• [LISTING]
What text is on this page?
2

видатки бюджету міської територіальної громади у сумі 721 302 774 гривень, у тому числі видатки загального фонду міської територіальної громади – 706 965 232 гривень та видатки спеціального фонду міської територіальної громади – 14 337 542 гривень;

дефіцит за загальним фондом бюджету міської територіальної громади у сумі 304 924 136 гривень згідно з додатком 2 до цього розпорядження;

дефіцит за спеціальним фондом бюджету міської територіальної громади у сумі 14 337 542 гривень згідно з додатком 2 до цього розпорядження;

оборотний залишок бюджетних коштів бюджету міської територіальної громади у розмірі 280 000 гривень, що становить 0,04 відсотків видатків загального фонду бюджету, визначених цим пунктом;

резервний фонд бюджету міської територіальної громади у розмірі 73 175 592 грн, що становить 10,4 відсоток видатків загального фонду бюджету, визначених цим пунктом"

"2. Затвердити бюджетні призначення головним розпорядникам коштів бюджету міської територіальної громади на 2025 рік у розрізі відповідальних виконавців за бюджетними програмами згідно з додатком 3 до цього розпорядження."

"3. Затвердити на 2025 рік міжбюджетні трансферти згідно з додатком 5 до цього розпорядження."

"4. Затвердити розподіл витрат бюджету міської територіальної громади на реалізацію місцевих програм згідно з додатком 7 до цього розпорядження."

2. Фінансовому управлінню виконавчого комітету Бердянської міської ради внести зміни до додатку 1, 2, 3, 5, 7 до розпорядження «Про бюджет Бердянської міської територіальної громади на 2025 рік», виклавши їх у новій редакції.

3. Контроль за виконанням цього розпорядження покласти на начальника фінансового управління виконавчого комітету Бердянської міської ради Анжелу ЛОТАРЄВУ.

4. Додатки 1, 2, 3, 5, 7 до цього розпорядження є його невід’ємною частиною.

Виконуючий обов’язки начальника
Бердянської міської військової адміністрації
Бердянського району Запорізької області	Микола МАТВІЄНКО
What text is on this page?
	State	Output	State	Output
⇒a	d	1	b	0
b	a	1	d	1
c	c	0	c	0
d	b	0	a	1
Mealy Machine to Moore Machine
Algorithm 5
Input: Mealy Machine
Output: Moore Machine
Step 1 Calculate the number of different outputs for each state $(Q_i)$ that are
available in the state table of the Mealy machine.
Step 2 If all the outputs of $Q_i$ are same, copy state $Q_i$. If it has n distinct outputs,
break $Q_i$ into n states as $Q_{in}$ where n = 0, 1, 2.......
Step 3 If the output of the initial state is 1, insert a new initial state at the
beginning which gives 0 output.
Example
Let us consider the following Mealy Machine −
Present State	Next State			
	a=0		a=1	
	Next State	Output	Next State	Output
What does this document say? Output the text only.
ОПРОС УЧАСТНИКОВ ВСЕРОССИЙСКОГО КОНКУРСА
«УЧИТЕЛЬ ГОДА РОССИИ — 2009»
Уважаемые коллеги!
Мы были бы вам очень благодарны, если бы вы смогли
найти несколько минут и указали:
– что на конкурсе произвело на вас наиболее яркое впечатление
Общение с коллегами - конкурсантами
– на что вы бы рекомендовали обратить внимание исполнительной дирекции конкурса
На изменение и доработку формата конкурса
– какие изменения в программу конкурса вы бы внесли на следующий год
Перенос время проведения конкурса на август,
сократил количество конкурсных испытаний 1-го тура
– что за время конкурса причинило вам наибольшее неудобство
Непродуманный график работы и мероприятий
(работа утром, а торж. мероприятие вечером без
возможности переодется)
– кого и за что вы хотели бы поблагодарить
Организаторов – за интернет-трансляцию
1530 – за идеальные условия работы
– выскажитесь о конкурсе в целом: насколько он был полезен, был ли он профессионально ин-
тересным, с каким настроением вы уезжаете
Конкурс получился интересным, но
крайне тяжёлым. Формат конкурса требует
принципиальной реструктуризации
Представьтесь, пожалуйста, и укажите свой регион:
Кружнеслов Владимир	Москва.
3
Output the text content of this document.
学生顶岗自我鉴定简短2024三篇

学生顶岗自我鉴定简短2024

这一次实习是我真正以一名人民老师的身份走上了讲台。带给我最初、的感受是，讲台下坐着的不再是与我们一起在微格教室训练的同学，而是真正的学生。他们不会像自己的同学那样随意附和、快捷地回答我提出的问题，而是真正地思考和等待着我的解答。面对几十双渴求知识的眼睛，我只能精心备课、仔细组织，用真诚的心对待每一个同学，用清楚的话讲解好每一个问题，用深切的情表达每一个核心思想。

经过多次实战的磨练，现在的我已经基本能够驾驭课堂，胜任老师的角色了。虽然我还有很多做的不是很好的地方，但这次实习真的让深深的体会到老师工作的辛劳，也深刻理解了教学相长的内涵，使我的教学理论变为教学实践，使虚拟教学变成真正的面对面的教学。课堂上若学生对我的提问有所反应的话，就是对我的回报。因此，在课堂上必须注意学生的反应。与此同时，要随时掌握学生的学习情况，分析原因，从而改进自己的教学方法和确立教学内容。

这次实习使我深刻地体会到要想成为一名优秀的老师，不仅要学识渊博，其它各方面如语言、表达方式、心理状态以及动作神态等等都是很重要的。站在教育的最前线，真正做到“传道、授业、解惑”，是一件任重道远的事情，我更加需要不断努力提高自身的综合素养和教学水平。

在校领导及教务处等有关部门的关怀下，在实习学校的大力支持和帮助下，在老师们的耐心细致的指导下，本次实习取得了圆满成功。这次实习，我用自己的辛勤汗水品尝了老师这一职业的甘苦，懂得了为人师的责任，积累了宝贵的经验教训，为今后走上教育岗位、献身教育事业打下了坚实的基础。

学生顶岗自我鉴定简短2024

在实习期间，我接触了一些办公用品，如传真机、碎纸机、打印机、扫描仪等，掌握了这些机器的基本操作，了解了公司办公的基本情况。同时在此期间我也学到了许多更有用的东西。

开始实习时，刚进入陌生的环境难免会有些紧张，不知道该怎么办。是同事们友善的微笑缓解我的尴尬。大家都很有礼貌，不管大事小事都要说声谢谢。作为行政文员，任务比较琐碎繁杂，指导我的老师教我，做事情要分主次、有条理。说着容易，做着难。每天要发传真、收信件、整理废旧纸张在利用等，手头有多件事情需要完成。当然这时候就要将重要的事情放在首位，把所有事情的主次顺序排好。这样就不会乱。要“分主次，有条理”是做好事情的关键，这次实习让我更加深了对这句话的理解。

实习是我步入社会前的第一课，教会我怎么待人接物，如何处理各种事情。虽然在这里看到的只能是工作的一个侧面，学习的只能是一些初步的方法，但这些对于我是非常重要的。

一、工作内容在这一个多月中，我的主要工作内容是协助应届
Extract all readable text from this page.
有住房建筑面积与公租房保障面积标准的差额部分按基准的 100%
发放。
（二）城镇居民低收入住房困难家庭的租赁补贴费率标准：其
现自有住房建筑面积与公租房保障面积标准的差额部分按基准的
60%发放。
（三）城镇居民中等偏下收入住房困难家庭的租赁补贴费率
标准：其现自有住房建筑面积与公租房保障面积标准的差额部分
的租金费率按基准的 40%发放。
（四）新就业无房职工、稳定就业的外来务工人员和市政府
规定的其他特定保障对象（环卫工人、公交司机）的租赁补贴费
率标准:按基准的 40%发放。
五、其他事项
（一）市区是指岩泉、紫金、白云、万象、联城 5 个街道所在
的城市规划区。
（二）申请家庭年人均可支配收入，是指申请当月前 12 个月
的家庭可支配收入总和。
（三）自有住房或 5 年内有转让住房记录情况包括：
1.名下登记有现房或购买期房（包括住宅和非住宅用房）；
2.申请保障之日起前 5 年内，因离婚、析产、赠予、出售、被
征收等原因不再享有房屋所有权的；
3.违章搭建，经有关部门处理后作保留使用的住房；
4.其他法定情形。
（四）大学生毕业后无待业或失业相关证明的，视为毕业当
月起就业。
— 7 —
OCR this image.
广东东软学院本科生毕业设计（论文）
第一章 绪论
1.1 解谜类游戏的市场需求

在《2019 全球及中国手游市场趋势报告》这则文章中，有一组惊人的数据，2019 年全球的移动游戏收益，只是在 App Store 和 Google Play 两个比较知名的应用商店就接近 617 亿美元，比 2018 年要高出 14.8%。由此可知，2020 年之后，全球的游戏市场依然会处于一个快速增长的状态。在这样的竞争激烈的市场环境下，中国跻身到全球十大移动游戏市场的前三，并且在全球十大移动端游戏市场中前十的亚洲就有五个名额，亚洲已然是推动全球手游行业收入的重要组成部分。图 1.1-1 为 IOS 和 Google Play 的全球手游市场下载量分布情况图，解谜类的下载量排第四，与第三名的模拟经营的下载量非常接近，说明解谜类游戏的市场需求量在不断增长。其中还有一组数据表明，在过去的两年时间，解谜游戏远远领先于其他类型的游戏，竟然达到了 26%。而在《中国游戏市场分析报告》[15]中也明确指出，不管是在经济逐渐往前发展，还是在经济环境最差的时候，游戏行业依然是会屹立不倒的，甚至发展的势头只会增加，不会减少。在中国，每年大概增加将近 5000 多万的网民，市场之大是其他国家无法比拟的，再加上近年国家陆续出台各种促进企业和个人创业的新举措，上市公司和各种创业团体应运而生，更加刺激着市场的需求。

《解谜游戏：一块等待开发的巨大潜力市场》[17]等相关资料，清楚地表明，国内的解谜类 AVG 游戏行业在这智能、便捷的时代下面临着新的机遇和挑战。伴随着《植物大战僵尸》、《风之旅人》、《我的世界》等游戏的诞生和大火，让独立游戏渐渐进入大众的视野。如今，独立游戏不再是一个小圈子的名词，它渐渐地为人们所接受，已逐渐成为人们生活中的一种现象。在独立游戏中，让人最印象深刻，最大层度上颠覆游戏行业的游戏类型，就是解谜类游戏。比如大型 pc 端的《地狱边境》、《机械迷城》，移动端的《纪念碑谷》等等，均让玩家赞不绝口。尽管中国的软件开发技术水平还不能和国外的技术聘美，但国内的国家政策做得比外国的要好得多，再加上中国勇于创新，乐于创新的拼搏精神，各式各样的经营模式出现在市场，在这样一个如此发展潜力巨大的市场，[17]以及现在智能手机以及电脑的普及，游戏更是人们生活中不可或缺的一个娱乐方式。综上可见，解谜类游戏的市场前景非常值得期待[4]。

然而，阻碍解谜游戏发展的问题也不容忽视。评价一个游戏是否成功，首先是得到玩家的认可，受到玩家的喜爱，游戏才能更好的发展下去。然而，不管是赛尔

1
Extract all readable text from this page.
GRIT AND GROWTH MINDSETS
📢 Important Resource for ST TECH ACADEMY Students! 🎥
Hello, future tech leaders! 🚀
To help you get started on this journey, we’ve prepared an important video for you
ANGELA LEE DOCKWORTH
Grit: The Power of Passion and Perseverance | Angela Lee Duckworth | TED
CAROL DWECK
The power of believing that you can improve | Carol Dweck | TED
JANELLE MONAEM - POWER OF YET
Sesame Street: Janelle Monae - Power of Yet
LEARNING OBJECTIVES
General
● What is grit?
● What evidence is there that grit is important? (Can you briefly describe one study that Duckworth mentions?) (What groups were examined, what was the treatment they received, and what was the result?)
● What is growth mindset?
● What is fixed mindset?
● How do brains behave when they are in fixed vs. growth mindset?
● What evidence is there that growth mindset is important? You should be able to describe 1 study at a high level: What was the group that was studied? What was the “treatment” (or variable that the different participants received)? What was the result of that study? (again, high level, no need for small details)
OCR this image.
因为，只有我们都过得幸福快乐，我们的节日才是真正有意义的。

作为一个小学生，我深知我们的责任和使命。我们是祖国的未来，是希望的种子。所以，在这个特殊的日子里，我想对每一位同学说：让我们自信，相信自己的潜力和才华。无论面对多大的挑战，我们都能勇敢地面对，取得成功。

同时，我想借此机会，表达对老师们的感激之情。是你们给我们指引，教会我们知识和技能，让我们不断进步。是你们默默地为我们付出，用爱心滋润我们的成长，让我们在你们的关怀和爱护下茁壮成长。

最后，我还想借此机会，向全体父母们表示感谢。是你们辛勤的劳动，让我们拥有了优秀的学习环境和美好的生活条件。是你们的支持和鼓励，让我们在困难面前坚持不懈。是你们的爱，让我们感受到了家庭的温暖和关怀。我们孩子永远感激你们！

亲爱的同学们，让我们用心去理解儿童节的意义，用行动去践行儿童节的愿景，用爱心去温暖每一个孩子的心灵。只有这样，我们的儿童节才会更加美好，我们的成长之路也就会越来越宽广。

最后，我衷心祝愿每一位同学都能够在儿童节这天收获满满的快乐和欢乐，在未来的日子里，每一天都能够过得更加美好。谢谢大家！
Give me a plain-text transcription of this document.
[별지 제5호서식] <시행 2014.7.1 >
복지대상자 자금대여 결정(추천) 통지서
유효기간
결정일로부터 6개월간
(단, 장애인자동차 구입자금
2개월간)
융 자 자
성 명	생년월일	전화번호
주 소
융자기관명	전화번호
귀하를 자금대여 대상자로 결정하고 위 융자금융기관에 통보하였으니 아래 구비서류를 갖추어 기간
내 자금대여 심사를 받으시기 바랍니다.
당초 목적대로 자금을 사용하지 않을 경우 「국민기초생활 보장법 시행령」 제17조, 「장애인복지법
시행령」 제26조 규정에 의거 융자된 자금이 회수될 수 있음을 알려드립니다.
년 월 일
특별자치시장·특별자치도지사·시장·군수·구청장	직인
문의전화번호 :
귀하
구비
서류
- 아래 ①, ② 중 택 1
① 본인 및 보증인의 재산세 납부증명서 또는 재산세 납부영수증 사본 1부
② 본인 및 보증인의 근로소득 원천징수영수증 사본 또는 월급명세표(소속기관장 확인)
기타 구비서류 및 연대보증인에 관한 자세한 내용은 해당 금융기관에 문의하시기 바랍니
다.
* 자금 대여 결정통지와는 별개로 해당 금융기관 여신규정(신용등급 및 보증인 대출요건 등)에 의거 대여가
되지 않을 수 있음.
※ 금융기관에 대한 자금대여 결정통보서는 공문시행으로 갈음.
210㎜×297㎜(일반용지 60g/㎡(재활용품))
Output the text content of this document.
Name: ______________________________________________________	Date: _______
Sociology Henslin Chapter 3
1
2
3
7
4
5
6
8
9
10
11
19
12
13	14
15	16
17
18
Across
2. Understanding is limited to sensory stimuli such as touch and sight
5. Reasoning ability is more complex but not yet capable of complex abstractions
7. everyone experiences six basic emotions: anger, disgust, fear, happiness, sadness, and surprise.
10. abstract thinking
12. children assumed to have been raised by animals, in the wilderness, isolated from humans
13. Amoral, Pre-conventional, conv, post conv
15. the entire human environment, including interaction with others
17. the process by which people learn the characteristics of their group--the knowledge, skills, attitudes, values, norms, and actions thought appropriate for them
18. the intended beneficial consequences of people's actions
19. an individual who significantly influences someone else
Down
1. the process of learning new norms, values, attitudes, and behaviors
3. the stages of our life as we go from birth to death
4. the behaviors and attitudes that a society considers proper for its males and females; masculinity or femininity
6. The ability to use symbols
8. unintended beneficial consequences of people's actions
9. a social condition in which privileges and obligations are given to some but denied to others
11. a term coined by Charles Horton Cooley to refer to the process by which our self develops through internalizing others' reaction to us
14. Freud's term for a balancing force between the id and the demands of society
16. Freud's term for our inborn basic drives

• [WORK TO DO]
Extract each line holding the string "norms".

• [TASK ANSWER]
17. the process by which people learn the characteristics of their group--the knowledge, skills, attitudes, values, norms, and actions thought appropriate for them
1. the process of learning new norms, values, attitudes, and behaviors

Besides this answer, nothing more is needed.